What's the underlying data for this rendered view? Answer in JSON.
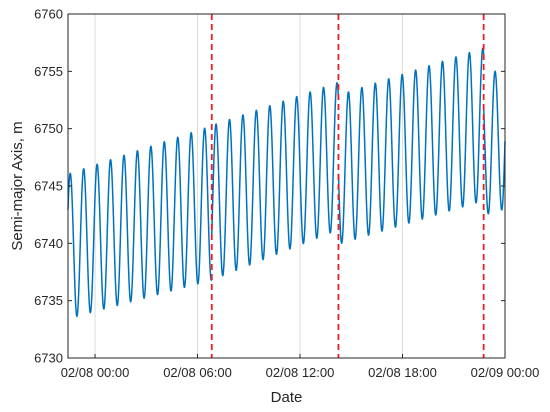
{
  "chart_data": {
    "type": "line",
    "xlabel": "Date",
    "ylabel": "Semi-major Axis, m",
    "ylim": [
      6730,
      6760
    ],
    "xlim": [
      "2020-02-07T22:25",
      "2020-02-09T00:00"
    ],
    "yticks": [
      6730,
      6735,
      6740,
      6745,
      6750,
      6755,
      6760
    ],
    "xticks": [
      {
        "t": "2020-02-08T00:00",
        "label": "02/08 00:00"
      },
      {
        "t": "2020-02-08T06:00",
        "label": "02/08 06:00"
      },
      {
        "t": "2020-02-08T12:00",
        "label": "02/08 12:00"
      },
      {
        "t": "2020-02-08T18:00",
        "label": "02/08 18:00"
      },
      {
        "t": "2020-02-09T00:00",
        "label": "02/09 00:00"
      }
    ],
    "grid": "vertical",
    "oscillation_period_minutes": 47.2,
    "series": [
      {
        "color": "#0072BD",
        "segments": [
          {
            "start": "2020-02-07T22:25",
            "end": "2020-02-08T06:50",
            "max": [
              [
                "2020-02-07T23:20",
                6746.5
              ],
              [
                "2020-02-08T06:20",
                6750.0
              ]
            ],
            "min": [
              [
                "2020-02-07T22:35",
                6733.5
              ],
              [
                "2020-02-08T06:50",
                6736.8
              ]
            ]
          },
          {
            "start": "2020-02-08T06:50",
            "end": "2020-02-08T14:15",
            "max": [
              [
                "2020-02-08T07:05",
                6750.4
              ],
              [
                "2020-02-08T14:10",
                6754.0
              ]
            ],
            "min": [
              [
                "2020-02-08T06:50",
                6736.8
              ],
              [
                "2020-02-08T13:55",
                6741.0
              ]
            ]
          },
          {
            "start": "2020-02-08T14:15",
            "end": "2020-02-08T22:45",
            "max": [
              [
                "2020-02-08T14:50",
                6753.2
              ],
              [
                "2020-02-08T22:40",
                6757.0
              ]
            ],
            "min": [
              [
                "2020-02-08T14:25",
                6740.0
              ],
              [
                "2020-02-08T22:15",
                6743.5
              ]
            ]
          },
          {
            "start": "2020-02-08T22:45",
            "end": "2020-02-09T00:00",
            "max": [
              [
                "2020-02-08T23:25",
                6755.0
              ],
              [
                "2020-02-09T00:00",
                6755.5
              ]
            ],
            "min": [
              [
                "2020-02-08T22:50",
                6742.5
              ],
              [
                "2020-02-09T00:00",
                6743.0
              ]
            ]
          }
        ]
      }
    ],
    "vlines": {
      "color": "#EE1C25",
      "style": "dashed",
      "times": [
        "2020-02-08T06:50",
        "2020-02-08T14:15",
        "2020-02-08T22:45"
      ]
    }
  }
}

━━━━━━━━━━━━━━━━

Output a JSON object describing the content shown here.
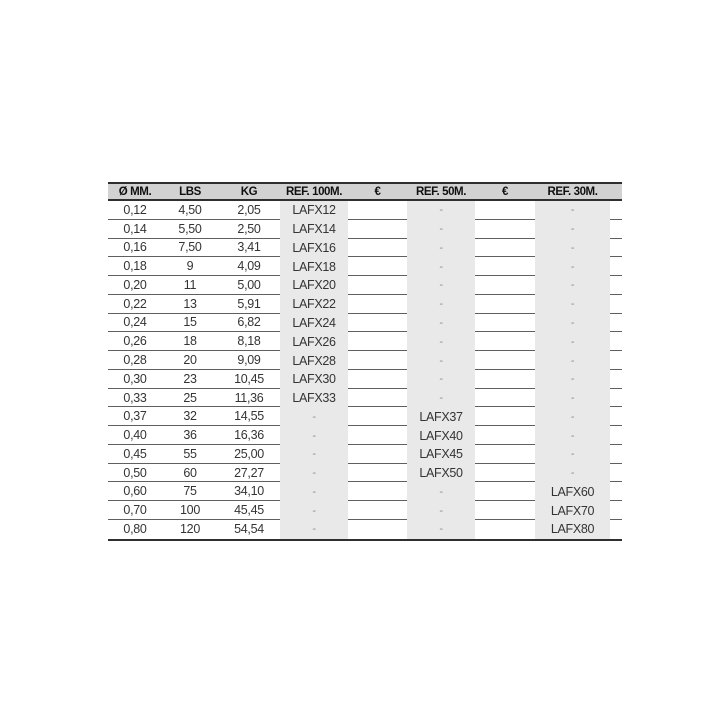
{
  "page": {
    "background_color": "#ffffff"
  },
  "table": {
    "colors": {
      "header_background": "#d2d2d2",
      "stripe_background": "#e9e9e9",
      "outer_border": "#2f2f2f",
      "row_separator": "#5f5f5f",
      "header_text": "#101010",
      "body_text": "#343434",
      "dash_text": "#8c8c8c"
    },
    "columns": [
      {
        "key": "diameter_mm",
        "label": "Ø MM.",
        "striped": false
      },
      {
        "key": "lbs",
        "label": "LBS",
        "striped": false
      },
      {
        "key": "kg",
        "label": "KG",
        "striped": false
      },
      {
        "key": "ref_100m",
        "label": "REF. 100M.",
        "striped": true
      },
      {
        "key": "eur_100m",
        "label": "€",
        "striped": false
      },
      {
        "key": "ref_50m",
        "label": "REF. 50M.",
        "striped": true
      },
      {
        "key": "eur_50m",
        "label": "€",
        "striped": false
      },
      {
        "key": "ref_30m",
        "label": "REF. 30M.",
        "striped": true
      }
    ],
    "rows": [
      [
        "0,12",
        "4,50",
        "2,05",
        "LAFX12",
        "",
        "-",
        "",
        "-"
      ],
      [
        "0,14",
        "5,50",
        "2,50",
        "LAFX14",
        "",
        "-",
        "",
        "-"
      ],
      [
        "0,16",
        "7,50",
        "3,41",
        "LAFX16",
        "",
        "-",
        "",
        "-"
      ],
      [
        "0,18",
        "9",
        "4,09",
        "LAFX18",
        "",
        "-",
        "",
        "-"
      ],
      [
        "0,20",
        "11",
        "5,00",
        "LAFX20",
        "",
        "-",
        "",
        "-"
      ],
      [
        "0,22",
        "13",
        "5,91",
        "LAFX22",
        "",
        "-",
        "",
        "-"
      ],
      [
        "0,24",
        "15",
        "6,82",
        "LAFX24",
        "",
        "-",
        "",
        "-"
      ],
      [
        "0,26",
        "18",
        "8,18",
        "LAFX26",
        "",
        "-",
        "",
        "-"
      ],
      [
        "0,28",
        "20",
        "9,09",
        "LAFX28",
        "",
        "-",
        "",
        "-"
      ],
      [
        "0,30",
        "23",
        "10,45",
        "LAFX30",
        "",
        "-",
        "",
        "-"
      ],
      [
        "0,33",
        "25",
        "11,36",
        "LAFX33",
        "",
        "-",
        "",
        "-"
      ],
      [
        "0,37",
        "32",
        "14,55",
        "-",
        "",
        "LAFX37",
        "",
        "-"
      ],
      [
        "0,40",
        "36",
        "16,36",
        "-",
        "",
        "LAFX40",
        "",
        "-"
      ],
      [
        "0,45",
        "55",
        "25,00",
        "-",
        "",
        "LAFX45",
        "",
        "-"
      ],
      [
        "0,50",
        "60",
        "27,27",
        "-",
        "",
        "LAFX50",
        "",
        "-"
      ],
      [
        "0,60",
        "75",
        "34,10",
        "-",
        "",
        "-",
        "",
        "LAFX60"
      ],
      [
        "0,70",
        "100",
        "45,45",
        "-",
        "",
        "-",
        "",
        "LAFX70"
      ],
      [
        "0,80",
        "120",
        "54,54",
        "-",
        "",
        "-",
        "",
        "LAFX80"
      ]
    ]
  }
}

━━━━━━━━━━━━━━━━

To do: Within the material above, find the lines that contain the word "JSON"; copy them.

Exercise solution:
What's the underlying data for this rendered view? Answer in JSON.
Output a JSON object describing the content shown here.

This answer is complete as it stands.